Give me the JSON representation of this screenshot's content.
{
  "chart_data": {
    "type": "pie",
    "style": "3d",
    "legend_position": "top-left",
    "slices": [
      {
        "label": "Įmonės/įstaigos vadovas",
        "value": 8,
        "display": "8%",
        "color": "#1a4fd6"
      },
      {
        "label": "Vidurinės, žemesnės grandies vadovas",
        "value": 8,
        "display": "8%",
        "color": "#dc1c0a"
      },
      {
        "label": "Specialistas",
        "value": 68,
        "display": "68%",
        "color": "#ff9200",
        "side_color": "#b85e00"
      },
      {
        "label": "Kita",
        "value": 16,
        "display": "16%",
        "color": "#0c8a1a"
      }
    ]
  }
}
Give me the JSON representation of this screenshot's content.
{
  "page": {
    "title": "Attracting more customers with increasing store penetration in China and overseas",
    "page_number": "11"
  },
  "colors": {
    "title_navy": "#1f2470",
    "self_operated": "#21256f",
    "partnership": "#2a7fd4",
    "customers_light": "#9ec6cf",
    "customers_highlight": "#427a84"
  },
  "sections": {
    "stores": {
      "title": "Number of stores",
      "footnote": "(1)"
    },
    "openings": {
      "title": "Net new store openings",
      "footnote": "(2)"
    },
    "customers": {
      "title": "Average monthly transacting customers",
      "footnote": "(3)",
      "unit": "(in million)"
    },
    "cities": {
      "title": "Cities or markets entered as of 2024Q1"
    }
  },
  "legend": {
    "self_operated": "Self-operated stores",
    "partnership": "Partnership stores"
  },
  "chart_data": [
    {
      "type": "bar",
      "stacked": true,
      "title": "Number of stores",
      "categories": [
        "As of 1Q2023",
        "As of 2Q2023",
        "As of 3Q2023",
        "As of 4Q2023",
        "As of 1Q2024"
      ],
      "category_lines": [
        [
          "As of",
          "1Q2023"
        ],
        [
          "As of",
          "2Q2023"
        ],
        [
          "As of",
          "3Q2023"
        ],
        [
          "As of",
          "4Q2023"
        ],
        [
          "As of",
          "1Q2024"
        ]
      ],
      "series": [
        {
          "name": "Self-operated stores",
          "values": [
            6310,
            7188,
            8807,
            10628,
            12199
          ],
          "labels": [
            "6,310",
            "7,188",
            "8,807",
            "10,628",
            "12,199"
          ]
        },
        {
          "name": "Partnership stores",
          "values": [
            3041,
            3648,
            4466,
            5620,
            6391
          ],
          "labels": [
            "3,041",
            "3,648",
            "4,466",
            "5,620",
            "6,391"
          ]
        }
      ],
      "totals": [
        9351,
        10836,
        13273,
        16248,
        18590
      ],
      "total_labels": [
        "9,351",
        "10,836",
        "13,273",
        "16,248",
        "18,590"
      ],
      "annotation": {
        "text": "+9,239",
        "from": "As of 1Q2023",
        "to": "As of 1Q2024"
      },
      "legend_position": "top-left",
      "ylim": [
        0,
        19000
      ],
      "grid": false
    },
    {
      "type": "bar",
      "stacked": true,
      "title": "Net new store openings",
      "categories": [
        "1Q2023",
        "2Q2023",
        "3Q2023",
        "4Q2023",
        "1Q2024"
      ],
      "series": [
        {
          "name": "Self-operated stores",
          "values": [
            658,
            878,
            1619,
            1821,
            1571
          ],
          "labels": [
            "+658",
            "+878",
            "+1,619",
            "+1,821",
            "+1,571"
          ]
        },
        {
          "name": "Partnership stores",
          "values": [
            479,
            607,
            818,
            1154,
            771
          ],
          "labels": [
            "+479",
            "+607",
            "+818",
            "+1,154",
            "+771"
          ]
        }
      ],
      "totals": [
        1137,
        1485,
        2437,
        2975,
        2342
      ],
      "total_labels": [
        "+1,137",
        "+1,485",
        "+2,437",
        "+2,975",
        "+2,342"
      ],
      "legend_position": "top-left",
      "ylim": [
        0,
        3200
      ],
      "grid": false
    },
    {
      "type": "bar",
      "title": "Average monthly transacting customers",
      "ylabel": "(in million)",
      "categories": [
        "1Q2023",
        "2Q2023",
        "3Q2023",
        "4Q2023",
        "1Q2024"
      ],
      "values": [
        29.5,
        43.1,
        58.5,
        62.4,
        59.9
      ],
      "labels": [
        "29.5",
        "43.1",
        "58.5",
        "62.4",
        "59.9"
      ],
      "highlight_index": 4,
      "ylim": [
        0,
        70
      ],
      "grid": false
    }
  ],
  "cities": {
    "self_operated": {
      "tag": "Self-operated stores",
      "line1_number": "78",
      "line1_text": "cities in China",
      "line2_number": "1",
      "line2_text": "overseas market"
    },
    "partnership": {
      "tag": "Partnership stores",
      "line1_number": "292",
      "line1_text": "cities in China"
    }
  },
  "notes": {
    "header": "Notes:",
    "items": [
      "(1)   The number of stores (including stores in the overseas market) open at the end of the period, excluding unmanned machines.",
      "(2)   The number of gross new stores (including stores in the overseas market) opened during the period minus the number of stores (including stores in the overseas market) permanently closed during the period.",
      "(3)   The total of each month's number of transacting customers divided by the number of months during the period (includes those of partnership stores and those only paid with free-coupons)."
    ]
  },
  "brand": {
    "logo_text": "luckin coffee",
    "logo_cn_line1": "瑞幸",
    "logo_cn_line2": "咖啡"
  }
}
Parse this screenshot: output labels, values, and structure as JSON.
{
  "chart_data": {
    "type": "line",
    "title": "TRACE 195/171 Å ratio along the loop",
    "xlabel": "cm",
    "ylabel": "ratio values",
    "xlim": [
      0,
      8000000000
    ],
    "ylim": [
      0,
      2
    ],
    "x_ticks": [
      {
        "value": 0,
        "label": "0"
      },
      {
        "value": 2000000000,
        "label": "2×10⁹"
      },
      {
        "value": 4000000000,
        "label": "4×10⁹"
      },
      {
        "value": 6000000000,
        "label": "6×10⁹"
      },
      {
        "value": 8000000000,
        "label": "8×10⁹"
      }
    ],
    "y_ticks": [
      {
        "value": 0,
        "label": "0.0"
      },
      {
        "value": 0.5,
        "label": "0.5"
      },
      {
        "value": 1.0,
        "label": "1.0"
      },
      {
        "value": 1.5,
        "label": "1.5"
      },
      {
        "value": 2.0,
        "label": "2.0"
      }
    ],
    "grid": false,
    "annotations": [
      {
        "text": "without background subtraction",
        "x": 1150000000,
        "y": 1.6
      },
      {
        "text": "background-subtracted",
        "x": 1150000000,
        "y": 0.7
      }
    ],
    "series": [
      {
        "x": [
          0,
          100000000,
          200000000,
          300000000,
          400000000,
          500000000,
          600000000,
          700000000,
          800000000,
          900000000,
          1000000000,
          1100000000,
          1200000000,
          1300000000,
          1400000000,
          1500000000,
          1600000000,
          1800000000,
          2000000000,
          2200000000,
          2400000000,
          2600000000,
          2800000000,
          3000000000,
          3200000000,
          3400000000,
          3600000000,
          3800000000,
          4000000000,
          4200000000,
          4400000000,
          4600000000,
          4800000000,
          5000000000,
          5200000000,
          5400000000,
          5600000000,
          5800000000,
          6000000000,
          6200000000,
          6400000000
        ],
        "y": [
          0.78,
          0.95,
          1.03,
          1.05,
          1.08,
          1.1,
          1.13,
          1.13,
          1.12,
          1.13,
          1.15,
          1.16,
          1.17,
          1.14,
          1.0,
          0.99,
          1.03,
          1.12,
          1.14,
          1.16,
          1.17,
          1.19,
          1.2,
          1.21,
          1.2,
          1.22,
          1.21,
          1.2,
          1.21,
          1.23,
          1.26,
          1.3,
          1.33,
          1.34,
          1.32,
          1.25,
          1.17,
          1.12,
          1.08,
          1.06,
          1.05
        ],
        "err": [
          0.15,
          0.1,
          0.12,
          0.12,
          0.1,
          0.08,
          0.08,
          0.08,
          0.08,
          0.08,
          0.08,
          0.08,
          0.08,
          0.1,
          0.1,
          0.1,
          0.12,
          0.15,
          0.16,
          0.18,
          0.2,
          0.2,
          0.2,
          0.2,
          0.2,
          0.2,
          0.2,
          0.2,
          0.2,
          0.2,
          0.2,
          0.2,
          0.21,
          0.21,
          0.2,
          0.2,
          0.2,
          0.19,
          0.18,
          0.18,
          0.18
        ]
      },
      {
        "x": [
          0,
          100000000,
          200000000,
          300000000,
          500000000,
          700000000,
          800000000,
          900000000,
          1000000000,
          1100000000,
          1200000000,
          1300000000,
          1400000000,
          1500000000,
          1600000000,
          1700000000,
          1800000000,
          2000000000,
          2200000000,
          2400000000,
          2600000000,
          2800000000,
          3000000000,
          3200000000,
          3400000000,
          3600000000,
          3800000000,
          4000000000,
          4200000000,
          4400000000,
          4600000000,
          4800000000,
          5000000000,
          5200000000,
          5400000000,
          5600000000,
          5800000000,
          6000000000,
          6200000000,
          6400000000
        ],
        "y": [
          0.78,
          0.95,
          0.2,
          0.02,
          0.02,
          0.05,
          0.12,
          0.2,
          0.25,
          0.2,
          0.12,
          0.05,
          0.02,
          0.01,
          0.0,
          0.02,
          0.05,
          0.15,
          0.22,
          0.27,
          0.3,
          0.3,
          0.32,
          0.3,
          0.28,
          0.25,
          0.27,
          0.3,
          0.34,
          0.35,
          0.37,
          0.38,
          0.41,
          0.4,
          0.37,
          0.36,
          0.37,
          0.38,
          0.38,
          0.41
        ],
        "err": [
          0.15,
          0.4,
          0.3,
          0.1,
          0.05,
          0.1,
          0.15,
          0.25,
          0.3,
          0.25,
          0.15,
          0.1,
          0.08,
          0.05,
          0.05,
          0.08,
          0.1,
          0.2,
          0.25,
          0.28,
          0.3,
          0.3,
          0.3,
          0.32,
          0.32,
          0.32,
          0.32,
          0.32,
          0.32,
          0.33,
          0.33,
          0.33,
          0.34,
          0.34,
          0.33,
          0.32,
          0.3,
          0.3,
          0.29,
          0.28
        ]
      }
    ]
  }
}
□ □ □
Which lines include the word "during"? Copy every one of them.

■ RESULT OF THIS EXERCISE ■
      "(2)   The number of gross new stores (including stores in the overseas market) opened during the period minus the number of stores (including stores in the overseas market) permanently closed during the period.",
      "(3)   The total of each month's number of transacting customers divided by the number of months during the period (includes those of partnership stores and those only paid with free-coupons)."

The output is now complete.